Written instruction —
Find each line with the word "EXTO" and say how many there are, nothing else.

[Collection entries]
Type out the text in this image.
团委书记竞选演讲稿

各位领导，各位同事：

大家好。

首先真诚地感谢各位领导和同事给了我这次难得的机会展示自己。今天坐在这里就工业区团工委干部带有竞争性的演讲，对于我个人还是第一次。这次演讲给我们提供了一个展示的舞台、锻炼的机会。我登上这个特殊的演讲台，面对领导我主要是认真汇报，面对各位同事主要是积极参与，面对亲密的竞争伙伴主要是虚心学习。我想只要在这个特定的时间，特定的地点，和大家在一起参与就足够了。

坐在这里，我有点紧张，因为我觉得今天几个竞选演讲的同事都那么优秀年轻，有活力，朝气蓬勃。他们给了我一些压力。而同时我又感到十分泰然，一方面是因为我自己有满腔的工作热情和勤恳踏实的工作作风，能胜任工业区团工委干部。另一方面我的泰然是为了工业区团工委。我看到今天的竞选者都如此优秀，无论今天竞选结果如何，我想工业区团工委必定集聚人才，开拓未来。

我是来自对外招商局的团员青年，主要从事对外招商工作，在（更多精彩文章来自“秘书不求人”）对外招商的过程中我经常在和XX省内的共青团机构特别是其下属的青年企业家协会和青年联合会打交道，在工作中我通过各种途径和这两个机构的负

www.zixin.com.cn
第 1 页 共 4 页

---

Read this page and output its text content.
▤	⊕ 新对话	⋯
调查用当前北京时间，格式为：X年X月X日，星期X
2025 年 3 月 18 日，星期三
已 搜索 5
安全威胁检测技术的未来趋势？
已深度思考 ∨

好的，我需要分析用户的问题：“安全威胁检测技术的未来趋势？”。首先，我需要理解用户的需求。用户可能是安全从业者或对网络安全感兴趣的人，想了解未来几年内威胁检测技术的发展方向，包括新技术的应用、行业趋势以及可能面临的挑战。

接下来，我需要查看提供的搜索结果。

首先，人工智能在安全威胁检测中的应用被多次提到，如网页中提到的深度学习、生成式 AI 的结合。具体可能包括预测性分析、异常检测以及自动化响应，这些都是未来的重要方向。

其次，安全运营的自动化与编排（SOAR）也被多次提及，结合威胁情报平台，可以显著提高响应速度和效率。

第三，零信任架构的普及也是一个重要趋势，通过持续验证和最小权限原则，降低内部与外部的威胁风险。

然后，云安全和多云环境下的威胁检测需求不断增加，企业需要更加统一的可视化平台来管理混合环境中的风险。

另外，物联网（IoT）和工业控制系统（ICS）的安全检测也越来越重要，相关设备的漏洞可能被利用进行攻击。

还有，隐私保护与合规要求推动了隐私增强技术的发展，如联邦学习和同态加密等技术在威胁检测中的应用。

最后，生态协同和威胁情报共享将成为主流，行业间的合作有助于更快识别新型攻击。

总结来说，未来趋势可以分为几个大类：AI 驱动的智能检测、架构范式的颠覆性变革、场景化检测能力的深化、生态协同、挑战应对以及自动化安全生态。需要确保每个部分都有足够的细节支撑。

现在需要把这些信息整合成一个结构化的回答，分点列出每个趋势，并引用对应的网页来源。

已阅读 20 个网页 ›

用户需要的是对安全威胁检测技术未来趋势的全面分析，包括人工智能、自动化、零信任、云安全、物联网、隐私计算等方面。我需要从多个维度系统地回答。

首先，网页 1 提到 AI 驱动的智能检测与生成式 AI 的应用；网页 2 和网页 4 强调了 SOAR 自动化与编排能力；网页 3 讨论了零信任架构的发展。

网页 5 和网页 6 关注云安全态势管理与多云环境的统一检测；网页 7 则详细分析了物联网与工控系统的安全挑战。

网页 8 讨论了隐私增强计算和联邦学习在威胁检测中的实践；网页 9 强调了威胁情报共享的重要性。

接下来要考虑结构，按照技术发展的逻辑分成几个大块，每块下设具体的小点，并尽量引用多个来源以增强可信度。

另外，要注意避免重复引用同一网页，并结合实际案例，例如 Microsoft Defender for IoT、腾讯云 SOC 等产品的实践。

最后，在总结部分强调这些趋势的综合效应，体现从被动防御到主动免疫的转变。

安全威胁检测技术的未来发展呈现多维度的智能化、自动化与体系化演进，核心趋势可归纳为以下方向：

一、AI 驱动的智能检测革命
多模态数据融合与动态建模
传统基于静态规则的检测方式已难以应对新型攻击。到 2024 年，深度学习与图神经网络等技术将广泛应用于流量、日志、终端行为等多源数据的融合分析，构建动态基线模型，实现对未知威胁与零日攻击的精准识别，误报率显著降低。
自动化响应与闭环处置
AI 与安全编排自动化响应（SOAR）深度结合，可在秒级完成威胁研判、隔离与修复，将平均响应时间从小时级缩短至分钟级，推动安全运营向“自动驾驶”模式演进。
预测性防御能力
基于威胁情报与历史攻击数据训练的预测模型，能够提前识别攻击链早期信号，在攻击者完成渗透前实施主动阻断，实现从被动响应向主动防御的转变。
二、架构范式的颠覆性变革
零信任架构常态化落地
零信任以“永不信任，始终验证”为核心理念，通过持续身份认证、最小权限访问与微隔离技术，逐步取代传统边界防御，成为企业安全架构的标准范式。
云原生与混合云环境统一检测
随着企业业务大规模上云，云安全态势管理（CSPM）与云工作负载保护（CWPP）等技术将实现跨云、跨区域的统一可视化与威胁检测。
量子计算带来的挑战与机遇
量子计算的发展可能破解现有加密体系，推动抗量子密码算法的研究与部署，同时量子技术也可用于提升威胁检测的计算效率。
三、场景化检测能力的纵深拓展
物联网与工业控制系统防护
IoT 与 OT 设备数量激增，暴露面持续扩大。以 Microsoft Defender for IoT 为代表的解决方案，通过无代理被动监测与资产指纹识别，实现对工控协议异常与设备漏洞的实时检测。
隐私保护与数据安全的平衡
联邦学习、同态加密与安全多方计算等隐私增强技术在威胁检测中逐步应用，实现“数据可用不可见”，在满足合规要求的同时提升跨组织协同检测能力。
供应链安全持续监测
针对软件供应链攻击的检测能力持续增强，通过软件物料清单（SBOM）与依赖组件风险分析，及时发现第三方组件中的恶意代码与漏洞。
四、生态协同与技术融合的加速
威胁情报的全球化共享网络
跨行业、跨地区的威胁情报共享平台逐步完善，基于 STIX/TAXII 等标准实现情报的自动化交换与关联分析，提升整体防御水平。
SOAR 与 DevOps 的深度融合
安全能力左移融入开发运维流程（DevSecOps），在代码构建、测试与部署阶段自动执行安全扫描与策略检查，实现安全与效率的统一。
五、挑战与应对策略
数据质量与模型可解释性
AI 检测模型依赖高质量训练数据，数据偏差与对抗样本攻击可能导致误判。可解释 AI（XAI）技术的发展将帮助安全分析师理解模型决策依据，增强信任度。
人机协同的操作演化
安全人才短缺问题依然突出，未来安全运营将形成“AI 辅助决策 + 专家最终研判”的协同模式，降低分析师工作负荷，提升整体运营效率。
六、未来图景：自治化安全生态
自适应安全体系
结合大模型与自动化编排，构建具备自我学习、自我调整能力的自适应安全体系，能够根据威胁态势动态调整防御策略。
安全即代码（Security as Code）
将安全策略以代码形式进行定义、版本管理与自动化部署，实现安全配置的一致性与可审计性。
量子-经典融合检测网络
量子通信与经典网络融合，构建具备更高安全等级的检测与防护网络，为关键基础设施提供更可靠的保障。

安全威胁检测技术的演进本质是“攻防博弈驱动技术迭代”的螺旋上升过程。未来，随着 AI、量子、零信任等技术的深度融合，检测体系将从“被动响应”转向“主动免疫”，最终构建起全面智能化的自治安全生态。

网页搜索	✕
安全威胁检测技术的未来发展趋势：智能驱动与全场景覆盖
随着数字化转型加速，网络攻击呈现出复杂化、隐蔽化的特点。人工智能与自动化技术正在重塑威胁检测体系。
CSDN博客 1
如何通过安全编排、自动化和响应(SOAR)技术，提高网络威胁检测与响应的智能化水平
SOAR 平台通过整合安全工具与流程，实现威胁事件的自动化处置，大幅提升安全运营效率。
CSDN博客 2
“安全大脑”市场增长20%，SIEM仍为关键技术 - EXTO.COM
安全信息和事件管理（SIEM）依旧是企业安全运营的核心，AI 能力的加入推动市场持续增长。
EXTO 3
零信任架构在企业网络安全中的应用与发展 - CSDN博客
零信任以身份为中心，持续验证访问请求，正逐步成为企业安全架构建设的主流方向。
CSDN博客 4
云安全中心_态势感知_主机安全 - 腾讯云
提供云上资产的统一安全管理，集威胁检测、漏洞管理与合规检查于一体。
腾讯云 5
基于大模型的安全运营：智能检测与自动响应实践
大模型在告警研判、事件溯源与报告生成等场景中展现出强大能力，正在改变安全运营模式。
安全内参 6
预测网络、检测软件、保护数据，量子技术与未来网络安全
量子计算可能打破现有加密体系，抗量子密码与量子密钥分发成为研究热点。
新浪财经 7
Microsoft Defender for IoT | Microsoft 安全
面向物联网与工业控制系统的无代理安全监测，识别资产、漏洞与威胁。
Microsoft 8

==

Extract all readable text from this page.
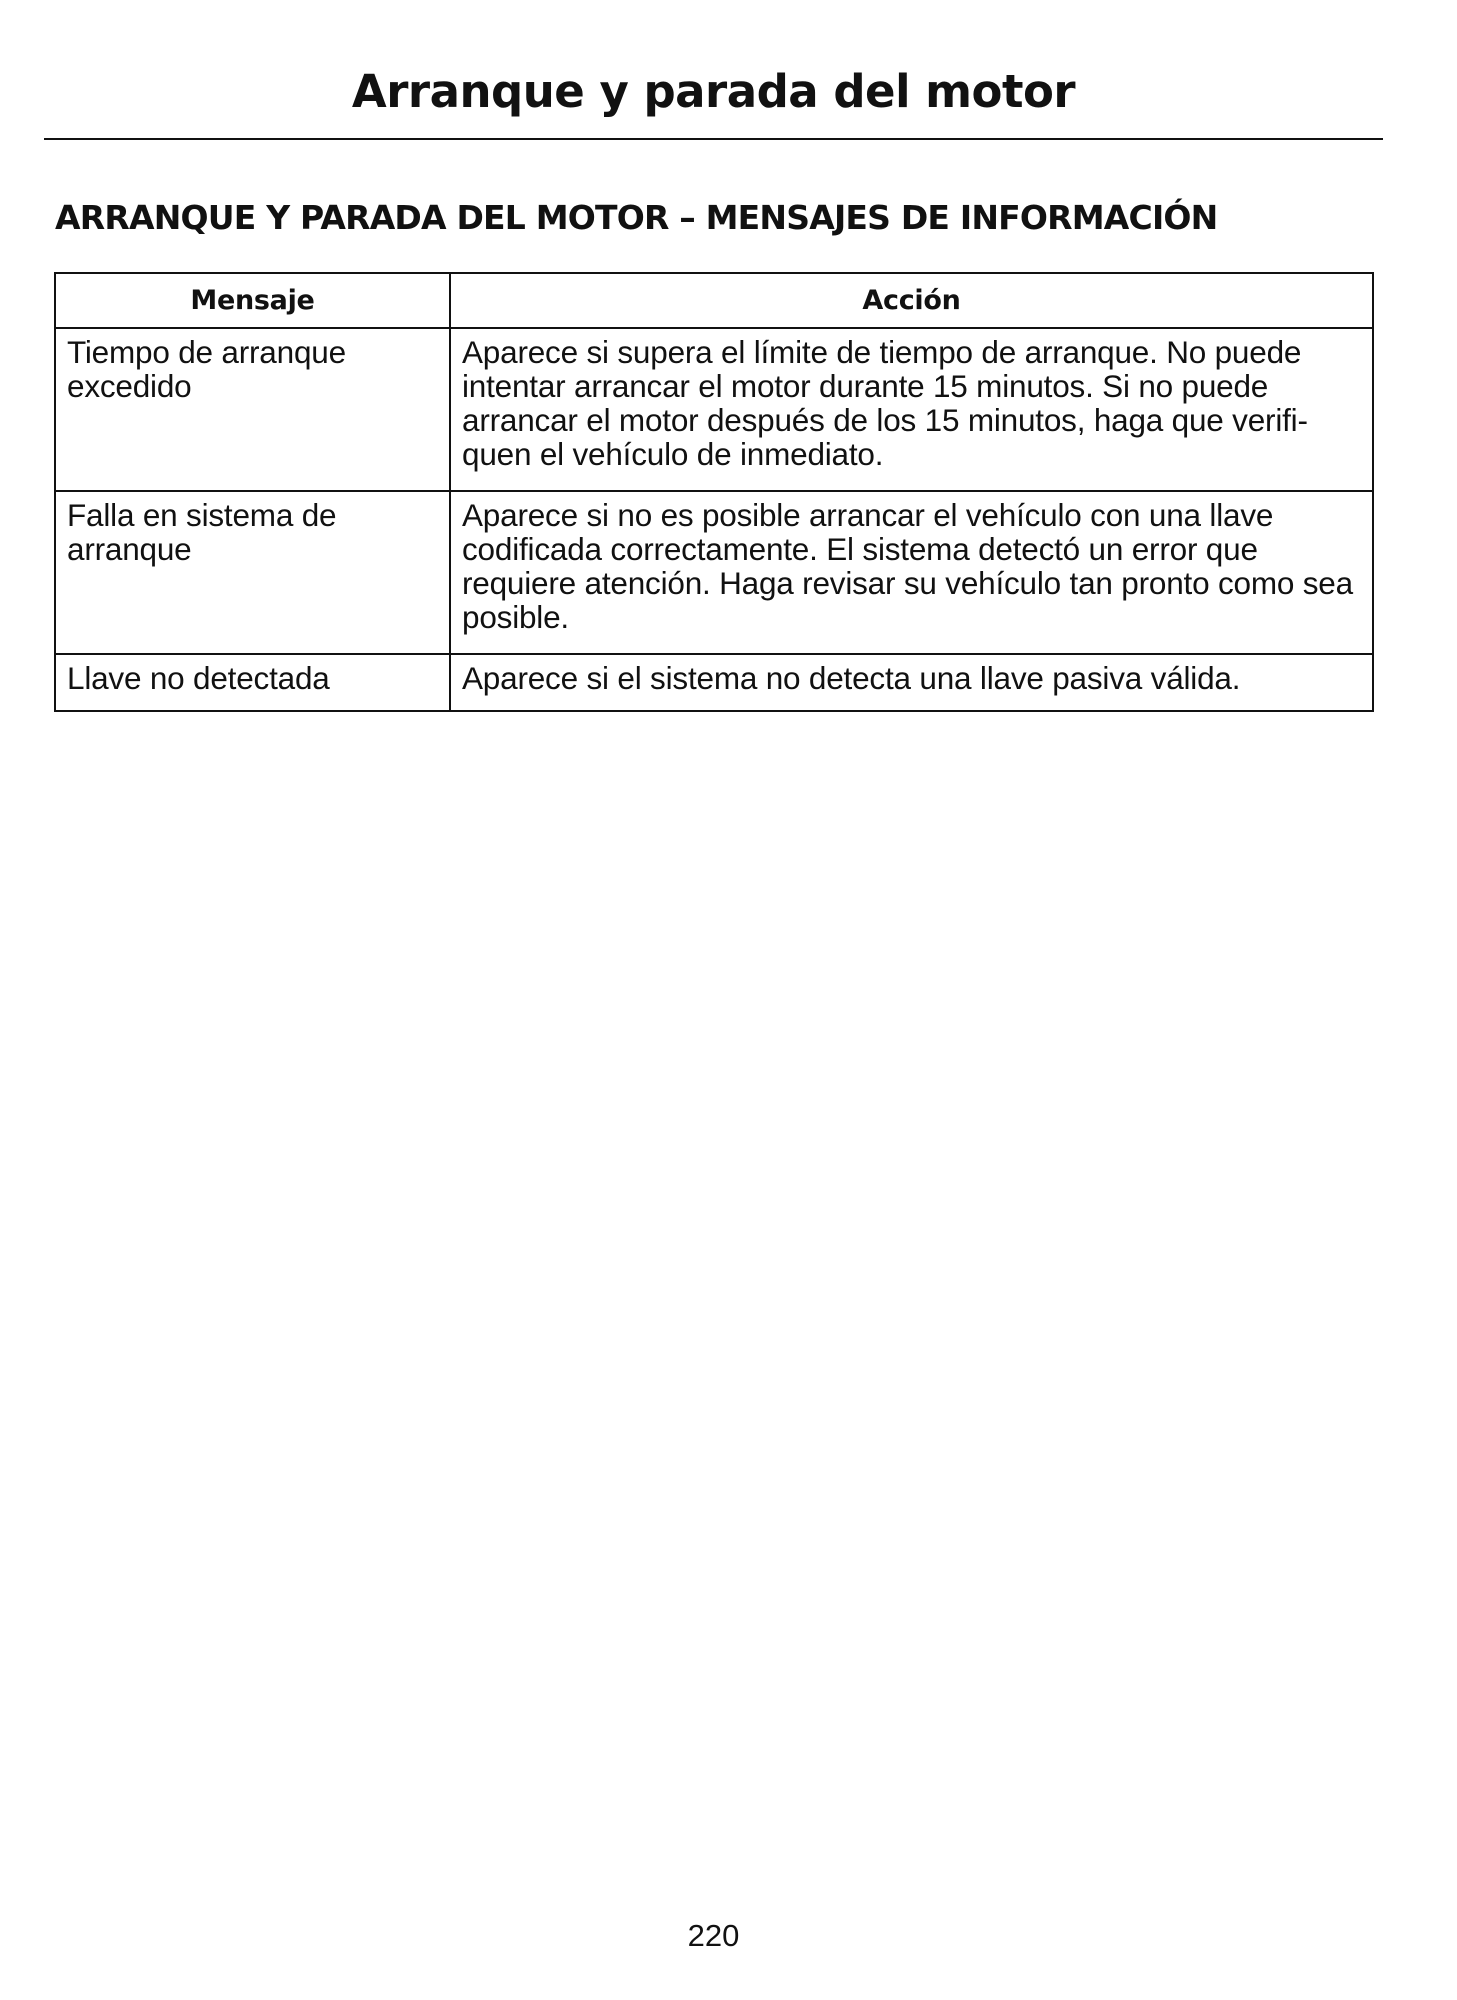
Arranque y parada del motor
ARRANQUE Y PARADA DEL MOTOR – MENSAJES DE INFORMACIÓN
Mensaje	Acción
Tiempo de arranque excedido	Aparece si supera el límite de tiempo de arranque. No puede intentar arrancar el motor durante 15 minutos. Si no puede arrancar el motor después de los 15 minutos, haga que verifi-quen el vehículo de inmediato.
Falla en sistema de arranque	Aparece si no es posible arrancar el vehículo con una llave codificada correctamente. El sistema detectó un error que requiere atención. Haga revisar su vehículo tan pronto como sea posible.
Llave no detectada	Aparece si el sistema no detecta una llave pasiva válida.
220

Task answer —
2